● **INFORMATION PROVIDED**:
....................
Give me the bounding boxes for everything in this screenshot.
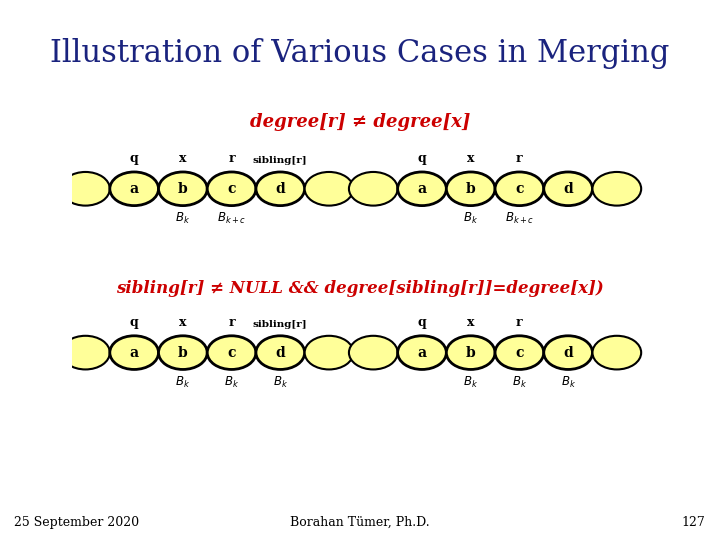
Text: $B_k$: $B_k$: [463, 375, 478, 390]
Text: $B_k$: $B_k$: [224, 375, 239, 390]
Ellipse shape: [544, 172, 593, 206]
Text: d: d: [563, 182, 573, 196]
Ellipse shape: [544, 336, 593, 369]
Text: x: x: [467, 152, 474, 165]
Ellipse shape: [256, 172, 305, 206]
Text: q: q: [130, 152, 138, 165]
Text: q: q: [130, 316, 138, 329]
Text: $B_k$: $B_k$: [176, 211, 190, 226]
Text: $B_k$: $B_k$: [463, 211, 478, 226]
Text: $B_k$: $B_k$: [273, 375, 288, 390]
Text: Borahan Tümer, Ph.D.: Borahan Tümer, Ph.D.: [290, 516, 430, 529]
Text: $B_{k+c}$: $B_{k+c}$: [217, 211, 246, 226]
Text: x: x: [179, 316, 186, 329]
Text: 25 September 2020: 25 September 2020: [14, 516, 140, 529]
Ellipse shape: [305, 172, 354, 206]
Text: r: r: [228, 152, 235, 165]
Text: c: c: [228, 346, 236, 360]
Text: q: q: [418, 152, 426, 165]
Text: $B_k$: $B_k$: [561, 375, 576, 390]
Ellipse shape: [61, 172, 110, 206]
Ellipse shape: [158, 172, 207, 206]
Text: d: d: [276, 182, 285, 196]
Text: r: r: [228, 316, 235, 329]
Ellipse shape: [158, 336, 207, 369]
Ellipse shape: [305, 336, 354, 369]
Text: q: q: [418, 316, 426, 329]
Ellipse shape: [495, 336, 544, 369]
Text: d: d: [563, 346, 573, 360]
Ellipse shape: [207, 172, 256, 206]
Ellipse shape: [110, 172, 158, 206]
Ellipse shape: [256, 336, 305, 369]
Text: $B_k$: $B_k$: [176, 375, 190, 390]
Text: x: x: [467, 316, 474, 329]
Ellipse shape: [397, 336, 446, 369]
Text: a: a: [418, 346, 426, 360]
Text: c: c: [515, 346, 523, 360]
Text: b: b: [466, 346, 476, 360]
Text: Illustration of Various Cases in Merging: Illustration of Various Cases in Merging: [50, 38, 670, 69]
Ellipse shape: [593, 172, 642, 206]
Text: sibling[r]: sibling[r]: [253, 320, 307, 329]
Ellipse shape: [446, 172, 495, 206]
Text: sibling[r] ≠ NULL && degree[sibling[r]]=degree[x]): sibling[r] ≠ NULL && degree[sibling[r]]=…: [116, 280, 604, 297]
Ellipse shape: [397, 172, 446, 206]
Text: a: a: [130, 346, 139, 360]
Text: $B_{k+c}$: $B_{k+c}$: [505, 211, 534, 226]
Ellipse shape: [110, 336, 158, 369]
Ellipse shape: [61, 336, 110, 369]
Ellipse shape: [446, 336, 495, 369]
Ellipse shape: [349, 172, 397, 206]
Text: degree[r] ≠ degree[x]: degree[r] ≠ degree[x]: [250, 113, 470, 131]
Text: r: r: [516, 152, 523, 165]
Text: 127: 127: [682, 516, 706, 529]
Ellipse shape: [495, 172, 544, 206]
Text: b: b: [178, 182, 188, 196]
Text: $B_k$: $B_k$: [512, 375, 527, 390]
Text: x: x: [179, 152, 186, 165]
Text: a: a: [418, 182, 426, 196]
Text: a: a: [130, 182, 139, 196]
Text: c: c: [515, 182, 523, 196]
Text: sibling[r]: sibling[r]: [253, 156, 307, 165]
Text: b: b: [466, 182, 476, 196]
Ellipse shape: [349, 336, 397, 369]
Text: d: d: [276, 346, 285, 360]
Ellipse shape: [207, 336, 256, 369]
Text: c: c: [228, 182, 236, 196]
....................
● **WHAT TO PRODUCE**:
Convert the listing above into a Markdown table with the columns Row and Entry, placing each nonblank line in its own numbered row. Omit the picture from the table.

● **EXERCISE OUTPUT**:
| Row | Entry |
|---|---|
| 1 | Give me the bounding boxes for everything in this screenshot. |
| 2 | Text: $B_k$: $B_k$: [463, 375, 478, 390] |
| 3 | Text: $B_k$: $B_k$: [224, 375, 239, 390] |
| 4 | Ellipse shape: [544, 172, 593, 206] |
| 5 | Text: d: d: [563, 182, 573, 196] |
| 6 | Ellipse shape: [544, 336, 593, 369] |
| 7 | Text: x: x: [467, 152, 474, 165] |
| 8 | Ellipse shape: [256, 172, 305, 206] |
| 9 | Text: q: q: [130, 152, 138, 165] |
| 10 | Text: q: q: [130, 316, 138, 329] |
| 11 | Text: $B_k$: $B_k$: [176, 211, 190, 226] |
| 12 | Text: $B_k$: $B_k$: [463, 211, 478, 226] |
| 13 | Text: $B_k$: $B_k$: [273, 375, 288, 390] |
| 14 | Text: Borahan Tümer, Ph.D.: Borahan Tümer, Ph.D.: [290, 516, 430, 529] |
| 15 | Text: $B_{k+c}$: $B_{k+c}$: [217, 211, 246, 226] |
| 16 | Text: x: x: [179, 316, 186, 329] |
| 17 | Text: 25 September 2020: 25 September 2020: [14, 516, 140, 529] |
| 18 | Ellipse shape: [305, 172, 354, 206] |
| 19 | Text: r: r: [228, 152, 235, 165] |
| 20 | Text: c: c: [228, 346, 236, 360] |
| 21 | Text: q: q: [418, 152, 426, 165] |
| 22 | Text: $B_k$: $B_k$: [561, 375, 576, 390] |
| 23 | Ellipse shape: [61, 172, 110, 206] |
| 24 | Ellipse shape: [158, 172, 207, 206] |
| 25 | Text: d: d: [276, 182, 285, 196] |
| 26 | Text: r: r: [228, 316, 235, 329] |
| 27 | Ellipse shape: [158, 336, 207, 369] |
| 28 | Ellipse shape: [305, 336, 354, 369] |
| 29 | Text: q: q: [418, 316, 426, 329] |
| 30 | Ellipse shape: [495, 336, 544, 369] |
| 31 | Text: d: d: [563, 346, 573, 360] |
| 32 | Ellipse shape: [207, 172, 256, 206] |
| 33 | Ellipse shape: [110, 172, 158, 206] |
| 34 | Ellipse shape: [256, 336, 305, 369] |
| 35 | Text: $B_k$: $B_k$: [176, 375, 190, 390] |
| 36 | Text: x: x: [467, 316, 474, 329] |
| 37 | Ellipse shape: [397, 336, 446, 369] |
| 38 | Text: a: a: [418, 346, 426, 360] |
| 39 | Text: c: c: [515, 346, 523, 360] |
| 40 | Text: b: b: [466, 346, 476, 360] |
| 41 | Text: Illustration of Various Cases in Merging: Illustration of Various Cases in Merging: [50, 38, 670, 69] |
| 42 | Ellipse shape: [593, 172, 642, 206] |
| 43 | Text: sibling[r]: sibling[r]: [253, 320, 307, 329] |
| 44 | Ellipse shape: [446, 172, 495, 206] |
| 45 | Text: sibling[r] ≠ NULL && degree[sibling[r]]=degree[x]): sibling[r] ≠ NULL && degree[sibling[r]]=…: [116, 280, 604, 297] |
| 46 | Ellipse shape: [397, 172, 446, 206] |
| 47 | Text: a: a: [130, 346, 139, 360] |
| 48 | Text: $B_{k+c}$: $B_{k+c}$: [505, 211, 534, 226] |
| 49 | Ellipse shape: [110, 336, 158, 369] |
| 50 | Ellipse shape: [61, 336, 110, 369] |
| 51 | Ellipse shape: [446, 336, 495, 369] |
| 52 | Ellipse shape: [349, 172, 397, 206] |
| 53 | Text: degree[r] ≠ degree[x]: degree[r] ≠ degree[x]: [250, 113, 470, 131] |
| 54 | Text: r: r: [516, 152, 523, 165] |
| 55 | Text: 127: 127: [682, 516, 706, 529] |
| 56 | Ellipse shape: [495, 172, 544, 206] |
| 57 | Text: b: b: [178, 182, 188, 196] |
| 58 | Text: $B_k$: $B_k$: [512, 375, 527, 390] |
| 59 | Text: x: x: [179, 152, 186, 165] |
| 60 | Text: a: a: [418, 182, 426, 196] |
| 61 | Text: a: a: [130, 182, 139, 196] |
| 62 | Text: c: c: [515, 182, 523, 196] |
| 63 | Text: sibling[r]: sibling[r]: [253, 156, 307, 165] |
| 64 | Text: b: b: [466, 182, 476, 196] |
| 65 | Ellipse shape: [349, 336, 397, 369] |
| 66 | Text: d: d: [276, 346, 285, 360] |
| 67 | Ellipse shape: [207, 336, 256, 369] |
| 68 | Text: c: c: [228, 182, 236, 196] |